Start Record extracts

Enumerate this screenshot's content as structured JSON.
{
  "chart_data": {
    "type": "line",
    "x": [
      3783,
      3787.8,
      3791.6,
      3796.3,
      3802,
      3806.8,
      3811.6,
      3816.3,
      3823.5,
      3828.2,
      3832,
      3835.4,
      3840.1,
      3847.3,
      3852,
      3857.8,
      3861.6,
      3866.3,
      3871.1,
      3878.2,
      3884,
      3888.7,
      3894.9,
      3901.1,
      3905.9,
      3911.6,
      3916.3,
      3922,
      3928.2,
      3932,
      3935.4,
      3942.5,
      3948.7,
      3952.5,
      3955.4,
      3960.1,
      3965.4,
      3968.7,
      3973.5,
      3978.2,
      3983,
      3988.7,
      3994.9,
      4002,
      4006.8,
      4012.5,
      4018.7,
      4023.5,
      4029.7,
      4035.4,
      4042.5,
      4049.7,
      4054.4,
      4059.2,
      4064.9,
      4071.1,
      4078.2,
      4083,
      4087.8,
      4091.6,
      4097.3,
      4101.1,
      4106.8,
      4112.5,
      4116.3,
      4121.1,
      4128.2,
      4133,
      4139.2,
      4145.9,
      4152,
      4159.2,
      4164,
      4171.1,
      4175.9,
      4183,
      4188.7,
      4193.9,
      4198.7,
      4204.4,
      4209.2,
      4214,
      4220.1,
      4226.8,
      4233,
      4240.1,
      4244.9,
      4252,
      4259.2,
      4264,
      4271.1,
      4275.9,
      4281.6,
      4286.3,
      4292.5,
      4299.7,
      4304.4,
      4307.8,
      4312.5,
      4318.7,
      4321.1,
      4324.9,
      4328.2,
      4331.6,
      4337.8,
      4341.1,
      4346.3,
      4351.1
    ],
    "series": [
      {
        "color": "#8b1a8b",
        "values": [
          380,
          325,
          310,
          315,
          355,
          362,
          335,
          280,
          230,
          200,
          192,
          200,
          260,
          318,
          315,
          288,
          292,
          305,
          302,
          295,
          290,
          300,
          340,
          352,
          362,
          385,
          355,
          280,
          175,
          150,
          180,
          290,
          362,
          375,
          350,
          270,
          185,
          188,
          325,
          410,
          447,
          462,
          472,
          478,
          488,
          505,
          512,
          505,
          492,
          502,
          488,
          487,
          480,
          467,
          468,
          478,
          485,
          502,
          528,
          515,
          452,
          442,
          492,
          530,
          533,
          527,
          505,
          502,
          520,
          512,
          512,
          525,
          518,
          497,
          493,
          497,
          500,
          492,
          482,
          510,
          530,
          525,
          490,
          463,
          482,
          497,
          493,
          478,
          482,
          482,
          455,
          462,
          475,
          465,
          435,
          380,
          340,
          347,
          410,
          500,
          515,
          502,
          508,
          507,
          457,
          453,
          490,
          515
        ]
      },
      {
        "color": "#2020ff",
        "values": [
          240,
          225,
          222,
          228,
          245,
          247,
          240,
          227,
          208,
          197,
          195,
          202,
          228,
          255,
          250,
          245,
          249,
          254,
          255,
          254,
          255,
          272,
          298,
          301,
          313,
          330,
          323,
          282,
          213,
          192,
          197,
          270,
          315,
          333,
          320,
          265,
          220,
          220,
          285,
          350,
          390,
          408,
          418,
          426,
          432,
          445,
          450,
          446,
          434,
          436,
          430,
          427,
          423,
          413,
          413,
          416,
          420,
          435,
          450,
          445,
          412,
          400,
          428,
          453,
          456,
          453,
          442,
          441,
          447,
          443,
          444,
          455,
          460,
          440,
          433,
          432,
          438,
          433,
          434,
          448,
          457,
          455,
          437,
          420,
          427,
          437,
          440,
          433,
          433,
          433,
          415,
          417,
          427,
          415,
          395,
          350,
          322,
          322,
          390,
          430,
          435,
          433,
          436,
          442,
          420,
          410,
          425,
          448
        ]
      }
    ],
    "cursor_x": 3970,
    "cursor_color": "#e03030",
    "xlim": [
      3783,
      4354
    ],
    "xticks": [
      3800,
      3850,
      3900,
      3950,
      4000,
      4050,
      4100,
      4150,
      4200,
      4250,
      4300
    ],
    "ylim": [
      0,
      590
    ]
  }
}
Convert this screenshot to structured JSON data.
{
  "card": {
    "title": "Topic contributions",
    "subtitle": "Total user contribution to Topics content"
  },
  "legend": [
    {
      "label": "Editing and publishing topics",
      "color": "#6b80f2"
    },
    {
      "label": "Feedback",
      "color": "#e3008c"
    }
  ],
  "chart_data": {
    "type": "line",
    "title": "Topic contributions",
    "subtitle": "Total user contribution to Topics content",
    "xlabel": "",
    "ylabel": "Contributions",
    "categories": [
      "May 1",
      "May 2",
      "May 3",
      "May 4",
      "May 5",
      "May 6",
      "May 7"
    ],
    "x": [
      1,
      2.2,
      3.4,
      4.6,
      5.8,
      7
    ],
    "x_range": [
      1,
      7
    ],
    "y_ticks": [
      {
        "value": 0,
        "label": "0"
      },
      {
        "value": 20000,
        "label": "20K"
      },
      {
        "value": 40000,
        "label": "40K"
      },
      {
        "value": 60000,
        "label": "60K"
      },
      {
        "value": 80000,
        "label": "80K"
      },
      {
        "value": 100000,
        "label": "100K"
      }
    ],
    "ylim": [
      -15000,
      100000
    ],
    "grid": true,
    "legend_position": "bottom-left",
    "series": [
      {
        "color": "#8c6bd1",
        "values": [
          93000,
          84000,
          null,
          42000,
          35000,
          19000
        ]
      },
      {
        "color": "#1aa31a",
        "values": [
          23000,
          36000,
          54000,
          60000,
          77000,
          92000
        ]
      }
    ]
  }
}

End Record extracts

## Written task
Only lines that contain the word "screenshot" are wanted; copy each of them.

## Result below
Enumerate this screenshot's content as structured JSON.
Convert this screenshot to structured JSON data.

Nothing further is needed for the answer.